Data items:
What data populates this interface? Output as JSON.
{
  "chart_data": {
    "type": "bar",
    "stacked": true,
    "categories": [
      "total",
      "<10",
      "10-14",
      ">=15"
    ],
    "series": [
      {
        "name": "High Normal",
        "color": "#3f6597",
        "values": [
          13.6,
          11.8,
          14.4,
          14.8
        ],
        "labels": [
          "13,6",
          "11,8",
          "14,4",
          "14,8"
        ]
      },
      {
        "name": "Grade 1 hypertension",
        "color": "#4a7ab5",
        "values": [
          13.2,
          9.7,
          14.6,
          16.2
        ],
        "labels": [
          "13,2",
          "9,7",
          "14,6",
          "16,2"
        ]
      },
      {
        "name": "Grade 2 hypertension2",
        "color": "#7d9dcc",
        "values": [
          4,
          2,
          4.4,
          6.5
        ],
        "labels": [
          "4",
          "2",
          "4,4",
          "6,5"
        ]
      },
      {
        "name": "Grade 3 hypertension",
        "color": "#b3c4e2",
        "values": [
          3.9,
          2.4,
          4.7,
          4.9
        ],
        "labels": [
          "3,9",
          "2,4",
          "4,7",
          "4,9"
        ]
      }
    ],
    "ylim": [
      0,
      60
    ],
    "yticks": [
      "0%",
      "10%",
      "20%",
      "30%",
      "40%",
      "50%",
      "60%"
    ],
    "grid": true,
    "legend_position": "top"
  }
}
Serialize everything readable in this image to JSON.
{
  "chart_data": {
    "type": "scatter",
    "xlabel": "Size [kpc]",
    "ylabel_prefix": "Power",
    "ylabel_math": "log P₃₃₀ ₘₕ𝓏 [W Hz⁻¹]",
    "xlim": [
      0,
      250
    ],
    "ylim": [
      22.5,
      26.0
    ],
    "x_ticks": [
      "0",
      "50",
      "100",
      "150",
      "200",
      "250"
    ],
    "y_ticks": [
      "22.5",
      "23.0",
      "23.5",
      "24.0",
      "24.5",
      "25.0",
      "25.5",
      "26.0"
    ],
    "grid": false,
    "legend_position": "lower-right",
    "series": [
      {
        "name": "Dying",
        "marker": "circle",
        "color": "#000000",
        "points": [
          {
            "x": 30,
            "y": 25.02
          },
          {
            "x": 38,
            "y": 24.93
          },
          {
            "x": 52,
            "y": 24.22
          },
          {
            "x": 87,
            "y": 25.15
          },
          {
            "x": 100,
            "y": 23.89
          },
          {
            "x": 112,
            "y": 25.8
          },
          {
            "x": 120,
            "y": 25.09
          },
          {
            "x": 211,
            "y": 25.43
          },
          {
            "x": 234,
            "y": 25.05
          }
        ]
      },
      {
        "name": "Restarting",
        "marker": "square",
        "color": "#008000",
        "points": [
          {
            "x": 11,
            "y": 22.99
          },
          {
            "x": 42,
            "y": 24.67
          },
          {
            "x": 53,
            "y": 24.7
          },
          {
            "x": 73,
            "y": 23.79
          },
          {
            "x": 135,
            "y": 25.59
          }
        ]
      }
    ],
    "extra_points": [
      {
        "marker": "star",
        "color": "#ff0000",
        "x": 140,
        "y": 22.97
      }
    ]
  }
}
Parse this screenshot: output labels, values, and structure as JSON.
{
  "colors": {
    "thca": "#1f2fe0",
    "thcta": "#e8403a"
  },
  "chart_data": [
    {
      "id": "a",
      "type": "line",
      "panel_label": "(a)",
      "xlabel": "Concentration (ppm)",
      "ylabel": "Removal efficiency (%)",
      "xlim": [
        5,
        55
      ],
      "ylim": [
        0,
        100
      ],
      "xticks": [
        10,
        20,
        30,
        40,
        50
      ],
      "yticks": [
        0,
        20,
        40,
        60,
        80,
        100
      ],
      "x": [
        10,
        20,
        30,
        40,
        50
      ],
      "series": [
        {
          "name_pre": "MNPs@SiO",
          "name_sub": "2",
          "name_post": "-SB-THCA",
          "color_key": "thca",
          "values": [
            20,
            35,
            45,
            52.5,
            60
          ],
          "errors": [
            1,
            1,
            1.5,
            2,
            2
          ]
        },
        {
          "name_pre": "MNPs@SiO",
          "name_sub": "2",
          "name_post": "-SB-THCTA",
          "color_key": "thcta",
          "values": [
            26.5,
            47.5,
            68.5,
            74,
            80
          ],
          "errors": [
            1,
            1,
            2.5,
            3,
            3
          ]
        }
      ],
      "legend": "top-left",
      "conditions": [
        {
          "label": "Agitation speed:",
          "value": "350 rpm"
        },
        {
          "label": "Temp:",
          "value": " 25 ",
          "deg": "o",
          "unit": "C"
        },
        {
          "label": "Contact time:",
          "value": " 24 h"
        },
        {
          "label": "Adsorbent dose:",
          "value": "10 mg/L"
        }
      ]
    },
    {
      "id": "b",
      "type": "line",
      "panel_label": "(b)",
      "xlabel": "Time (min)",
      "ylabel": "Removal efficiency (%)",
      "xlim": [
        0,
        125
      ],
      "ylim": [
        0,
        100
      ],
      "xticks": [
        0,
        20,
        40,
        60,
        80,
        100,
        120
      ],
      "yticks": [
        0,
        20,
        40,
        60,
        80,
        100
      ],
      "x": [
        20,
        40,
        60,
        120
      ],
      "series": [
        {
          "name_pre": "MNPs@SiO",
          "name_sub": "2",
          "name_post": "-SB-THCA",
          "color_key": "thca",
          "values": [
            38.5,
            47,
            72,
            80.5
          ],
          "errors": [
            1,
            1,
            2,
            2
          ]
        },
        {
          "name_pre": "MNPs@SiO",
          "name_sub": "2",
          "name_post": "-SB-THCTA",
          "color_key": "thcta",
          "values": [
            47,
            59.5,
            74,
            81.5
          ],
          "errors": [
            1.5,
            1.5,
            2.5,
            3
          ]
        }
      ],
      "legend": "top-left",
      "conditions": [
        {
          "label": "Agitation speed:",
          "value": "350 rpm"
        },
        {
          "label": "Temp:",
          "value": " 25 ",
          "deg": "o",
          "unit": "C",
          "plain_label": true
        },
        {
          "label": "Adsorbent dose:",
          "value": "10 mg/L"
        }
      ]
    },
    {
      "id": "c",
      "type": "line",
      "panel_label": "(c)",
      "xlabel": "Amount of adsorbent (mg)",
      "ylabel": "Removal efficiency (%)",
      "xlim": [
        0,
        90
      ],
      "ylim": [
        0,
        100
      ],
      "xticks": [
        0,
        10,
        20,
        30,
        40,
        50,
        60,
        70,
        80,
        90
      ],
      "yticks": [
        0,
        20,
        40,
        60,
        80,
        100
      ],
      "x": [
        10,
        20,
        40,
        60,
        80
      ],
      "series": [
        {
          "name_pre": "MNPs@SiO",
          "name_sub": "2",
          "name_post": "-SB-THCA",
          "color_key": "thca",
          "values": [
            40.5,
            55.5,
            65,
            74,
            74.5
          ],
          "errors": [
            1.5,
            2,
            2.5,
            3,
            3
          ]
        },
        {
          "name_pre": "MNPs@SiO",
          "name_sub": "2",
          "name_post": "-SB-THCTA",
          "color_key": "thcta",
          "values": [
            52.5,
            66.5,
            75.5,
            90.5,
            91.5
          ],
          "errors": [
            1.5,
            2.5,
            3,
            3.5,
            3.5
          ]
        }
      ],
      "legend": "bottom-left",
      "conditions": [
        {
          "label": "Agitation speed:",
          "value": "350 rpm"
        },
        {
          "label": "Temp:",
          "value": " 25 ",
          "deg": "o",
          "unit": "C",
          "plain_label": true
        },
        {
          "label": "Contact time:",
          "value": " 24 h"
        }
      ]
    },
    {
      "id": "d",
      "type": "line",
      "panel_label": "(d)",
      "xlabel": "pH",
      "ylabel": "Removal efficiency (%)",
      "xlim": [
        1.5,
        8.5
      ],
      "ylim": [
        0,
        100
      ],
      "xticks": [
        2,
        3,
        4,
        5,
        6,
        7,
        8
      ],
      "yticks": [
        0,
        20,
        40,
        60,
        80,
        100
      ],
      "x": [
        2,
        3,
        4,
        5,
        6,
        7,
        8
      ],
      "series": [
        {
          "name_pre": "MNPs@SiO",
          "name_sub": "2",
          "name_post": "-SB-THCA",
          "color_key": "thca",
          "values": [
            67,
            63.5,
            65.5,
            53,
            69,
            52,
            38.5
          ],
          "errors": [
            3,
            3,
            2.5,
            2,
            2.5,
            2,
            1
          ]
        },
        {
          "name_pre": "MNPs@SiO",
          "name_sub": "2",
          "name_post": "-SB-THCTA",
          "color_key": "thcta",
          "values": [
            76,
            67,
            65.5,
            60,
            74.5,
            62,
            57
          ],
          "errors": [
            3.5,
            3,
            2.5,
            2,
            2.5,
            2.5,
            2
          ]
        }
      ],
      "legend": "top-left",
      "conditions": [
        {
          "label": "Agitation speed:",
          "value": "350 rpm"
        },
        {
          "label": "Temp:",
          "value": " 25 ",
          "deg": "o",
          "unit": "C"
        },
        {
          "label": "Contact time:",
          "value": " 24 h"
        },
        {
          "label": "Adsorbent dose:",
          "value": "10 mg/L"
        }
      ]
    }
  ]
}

- [The exercise] Gather each line that holds "JSON".

- [Exercise solution]
What data populates this interface? Output as JSON.
Serialize everything readable in this image to JSON.
Parse this screenshot: output labels, values, and structure as JSON.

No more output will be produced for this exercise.